• _What to do_:
Your task is to extract every line from the material below exactly.

==== Records for this task

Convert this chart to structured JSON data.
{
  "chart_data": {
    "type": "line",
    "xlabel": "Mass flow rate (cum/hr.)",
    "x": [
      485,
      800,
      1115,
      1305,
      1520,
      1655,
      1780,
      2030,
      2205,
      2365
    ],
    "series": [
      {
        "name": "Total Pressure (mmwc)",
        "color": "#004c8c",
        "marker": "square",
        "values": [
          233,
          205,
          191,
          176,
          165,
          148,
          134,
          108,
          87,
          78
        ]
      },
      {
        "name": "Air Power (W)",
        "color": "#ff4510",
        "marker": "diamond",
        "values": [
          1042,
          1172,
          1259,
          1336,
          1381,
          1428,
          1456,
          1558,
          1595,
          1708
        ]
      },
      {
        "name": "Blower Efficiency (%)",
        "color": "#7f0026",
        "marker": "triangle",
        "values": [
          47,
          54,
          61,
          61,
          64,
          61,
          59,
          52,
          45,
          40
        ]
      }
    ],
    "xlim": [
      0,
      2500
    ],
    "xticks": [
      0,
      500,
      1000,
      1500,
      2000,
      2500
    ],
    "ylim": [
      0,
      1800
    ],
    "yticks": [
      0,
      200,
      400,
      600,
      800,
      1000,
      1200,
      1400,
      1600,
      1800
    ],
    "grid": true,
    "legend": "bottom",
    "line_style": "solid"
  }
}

========

• _Result for this exercise_:
Convert this chart to structured JSON data.
{
  "chart_data": {
    "type": "line",
    "xlabel": "Mass flow rate (cum/hr.)",
    "x": [
      485,
      800,
      1115,
      1305,
      1520,
      1655,
      1780,
      2030,
      2205,
      2365
    ],
    "series": [
      {
        "name": "Total Pressure (mmwc)",
        "color": "#004c8c",
        "marker": "square",
        "values": [
          233,
          205,
          191,
          176,
          165,
          148,
          134,
          108,
          87,
          78
        ]
      },
      {
        "name": "Air Power (W)",
        "color": "#ff4510",
        "marker": "diamond",
        "values": [
          1042,
          1172,
          1259,
          1336,
          1381,
          1428,
          1456,
          1558,
          1595,
          1708
        ]
      },
      {
        "name": "Blower Efficiency (%)",
        "color": "#7f0026",
        "marker": "triangle",
        "values": [
          47,
          54,
          61,
          61,
          64,
          61,
          59,
          52,
          45,
          40
        ]
      }
    ],
    "xlim": [
      0,
      2500
    ],
    "xticks": [
      0,
      500,
      1000,
      1500,
      2000,
      2500
    ],
    "ylim": [
      0,
      1800
    ],
    "yticks": [
      0,
      200,
      400,
      600,
      800,
      1000,
      1200,
      1400,
      1600,
      1800
    ],
    "grid": true,
    "legend": "bottom",
    "line_style": "solid"
  }
}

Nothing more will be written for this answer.